Quoted text:
■ ■ ■

Fjord, Fjell, Vidda – Norway is a Stunner

The rugged coastline makes it easy to lose the bearings without a GPS. Sometimes the sea is on the right, sometimes on the left, sometimes it is just a lake and sometimes a fjord. The high position of the sun does the rest. It ensures that we are timeless and sometimes cycle late into the evening. We can always check in at the campsites at any time.

Ferry from Kragere to Anywhere

Even right by the sea, many of the day’s stages crack the 1000-metre altitude mark. Steep stretches of up to 20 percent, sometimes on gravel, demand everything from us.

Norway and fair-weather cyclists are working on their love for each other. ‘Once Norway, always Norway’ is something we hear more than once from German tourists, mostly traveling in motorhomes. We struggle with the weather, with the ‘simple life’ on campsites, with the ‘happy’ Norwegians. Perhaps Norway is only partially suitable for exploring by bike, the seemingly endless country stretching northwards. Or maybe we are the ones looking for the city and its people? Those who live largely in the dark for months may become strange. Hardly anyone notices us on the road. That has never happened to us in any of the countries we have cycled through. The only people who greet us here are athletes – racing cyclists, joggers, cross-country skiers on roller skis and skaters. That is nice too, of course.

■ ■ ■

Task list:
a - Can you put the lines of the listing, from the one containing "bar [645, 206, 673, 444]" through the one containing "bar [392, 266, 421, 444]", inclusive, into a numbered list with any blank lines left out?
b - Could you write the next part of the piece on cycling through Norway, picking up after its final sentence?

Image region annotations:
■ ■ ■

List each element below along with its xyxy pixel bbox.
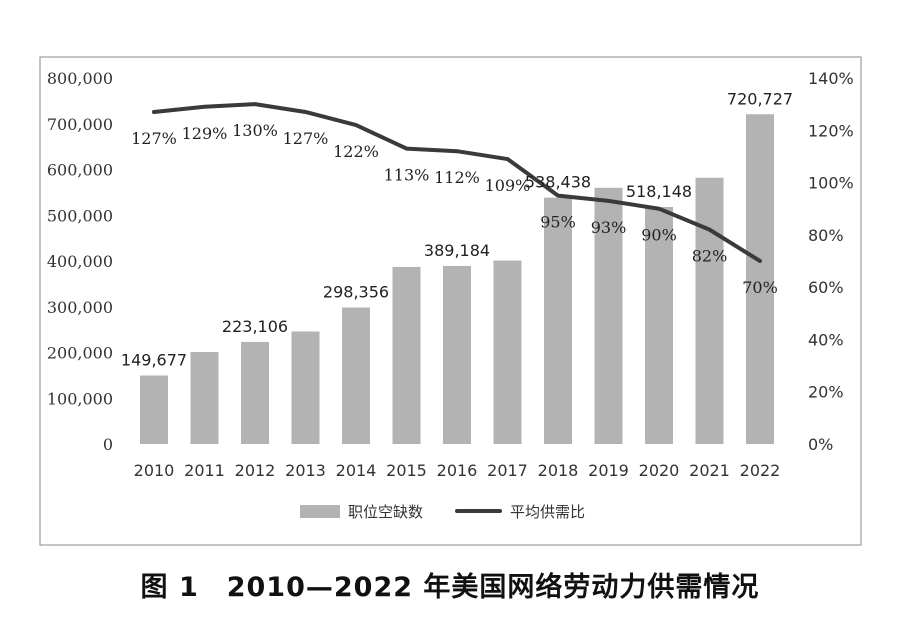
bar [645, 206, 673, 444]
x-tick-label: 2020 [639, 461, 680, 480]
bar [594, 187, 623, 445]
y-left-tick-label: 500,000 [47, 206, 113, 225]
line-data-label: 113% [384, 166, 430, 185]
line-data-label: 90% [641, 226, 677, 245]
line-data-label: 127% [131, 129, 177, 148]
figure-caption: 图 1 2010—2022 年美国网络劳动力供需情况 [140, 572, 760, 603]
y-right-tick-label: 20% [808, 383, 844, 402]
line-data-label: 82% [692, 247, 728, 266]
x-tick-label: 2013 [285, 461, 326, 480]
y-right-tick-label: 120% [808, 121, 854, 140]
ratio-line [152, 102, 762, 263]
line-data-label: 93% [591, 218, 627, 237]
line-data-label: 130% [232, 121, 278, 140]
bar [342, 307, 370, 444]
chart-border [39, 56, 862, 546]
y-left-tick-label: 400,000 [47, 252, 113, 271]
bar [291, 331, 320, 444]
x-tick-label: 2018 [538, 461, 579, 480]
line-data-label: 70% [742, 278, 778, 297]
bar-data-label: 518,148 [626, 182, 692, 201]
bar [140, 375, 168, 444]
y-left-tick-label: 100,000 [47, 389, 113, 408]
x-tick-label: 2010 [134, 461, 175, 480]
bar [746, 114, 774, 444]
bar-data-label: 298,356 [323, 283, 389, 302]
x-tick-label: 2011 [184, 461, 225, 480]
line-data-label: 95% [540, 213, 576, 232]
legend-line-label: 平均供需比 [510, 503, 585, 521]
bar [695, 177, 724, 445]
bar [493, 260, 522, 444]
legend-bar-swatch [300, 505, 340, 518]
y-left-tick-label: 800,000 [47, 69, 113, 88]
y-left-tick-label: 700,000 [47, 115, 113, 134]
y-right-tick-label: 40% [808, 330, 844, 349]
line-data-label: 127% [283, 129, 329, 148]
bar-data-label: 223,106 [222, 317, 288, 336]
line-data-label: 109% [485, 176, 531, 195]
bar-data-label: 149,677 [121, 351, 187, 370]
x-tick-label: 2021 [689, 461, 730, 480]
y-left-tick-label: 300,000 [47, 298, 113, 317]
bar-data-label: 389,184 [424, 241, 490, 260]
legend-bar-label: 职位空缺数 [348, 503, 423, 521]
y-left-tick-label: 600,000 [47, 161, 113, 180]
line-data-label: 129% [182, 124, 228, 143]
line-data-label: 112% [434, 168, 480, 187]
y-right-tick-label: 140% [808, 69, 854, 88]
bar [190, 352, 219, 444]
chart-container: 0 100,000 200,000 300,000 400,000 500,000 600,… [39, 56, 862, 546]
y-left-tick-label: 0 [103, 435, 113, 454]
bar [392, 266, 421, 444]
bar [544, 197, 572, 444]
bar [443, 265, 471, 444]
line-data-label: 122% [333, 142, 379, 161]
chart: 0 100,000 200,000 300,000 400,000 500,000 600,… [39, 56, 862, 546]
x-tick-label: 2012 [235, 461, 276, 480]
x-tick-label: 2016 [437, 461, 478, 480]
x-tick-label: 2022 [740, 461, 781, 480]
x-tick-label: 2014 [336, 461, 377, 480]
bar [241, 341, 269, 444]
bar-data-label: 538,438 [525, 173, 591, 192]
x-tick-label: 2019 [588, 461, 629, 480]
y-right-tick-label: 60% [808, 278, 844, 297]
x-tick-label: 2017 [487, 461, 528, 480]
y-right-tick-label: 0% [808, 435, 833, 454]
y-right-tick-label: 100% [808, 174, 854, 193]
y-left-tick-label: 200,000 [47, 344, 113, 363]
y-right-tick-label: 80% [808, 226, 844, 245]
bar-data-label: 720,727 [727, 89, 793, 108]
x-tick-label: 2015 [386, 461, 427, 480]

■ ■ ■

Task-by-task outputs:
a -
1. bar [645, 206, 673, 444]
2. x-tick-label: 2020 [639, 461, 680, 480]
3. bar [594, 187, 623, 445]
4. y-left-tick-label: 500,000 [47, 206, 113, 225]
5. line-data-label: 113% [384, 166, 430, 185]
6. line-data-label: 90% [641, 226, 677, 245]
7. line-data-label: 127% [131, 129, 177, 148]
8. figure-caption: 图 1 2010—2022 年美国网络劳动力供需情况 [140, 572, 760, 603]
9. y-right-tick-label: 20% [808, 383, 844, 402]
10. line-data-label: 82% [692, 247, 728, 266]
11. x-tick-label: 2013 [285, 461, 326, 480]
12. y-right-tick-label: 120% [808, 121, 854, 140]
13. ratio-line [152, 102, 762, 263]
14. line-data-label: 93% [591, 218, 627, 237]
15. line-data-label: 130% [232, 121, 278, 140]
16. bar [342, 307, 370, 444]
17. chart-border [39, 56, 862, 546]
18. y-left-tick-label: 400,000 [47, 252, 113, 271]
19. bar [291, 331, 320, 444]
20. x-tick-label: 2018 [538, 461, 579, 480]
21. line-data-label: 70% [742, 278, 778, 297]
22. bar-data-label: 518,148 [626, 182, 692, 201]
23. bar [140, 375, 168, 444]
24. y-left-tick-label: 100,000 [47, 389, 113, 408]
25. x-tick-label: 2010 [134, 461, 175, 480]
26. bar [746, 114, 774, 444]
27. bar-data-label: 298,356 [323, 283, 389, 302]
28. x-tick-label: 2011 [184, 461, 225, 480]
29. line-data-label: 95% [540, 213, 576, 232]
30. legend-line-label: 平均供需比 [510, 503, 585, 521]
31. bar [695, 177, 724, 445]
32. bar [493, 260, 522, 444]
33. legend-bar-swatch [300, 505, 340, 518]
34. y-left-tick-label: 800,000 [47, 69, 113, 88]
35. y-left-tick-label: 700,000 [47, 115, 113, 134]
36. y-right-tick-label: 40% [808, 330, 844, 349]
37. line-data-label: 127% [283, 129, 329, 148]
38. bar-data-label: 223,106 [222, 317, 288, 336]
39. line-data-label: 109% [485, 176, 531, 195]
40. bar-data-label: 149,677 [121, 351, 187, 370]
41. x-tick-label: 2021 [689, 461, 730, 480]
42. y-left-tick-label: 300,000 [47, 298, 113, 317]
43. bar-data-label: 389,184 [424, 241, 490, 260]
44. legend-bar-label: 职位空缺数 [348, 503, 423, 521]
45. y-left-tick-label: 600,000 [47, 161, 113, 180]
46. line-data-label: 129% [182, 124, 228, 143]
47. line-data-label: 112% [434, 168, 480, 187]
48. y-right-tick-label: 140% [808, 69, 854, 88]
49. bar [190, 352, 219, 444]
50. chart-container: 0 100,000 200,000 300,000 400,000 500,000 600,… [39, 56, 862, 546]
51. y-left-tick-label: 0 [103, 435, 113, 454]
52. bar [392, 266, 421, 444]

b -
Today we come to a dead end. The path ends in front of a private house with an open window. Maybe someone can help us. A person appears at the window, sees us and closes the window – also a message.

City Hall in Kristiansand
Kristiansand: Picnic in the park
Kristiansand’s Dom

From Kristianssand, the cycle path heads north. Another two hours until it is supposed to rain. Arrival 5 p.m., Bornes Camping. We stay dry. After check-in by the gentleman with typical Norwegian charm, there is the predicted downpour. We spend the evening eating muesli and chocolate in the drying room. There is a house and it is heated. Real luxury for us cyclists. We go through all the possible options for the onward journey: 1) north, 2) east, 3) west or even 4) the ferry to Denmark and from there to Gothenburg and on through Sweden. Endure and persevere. We head north for now.

Finally, our cozy sleeping bags get the appreciation they deserve. In the morning, we pack up the tent wet and cycle on through the beautiful Setlasdal valley, reaching Evje after 25 kilometers, a small Norwegian settlement with a pleasing number of stores. Iron and other ores used to be mined here. The scenery is magnificent. We have breakfast by the river and spontaneously decide to spend the day and night at the campsite not far away: Camping Odden. It is a beautiful spot in the sun and rain. The tent is quickly dried and we stroll through the stores together. There are reindeer skins to buy, souvenirs and something to eat. We go to the library with tourist information to plan the rest of the route.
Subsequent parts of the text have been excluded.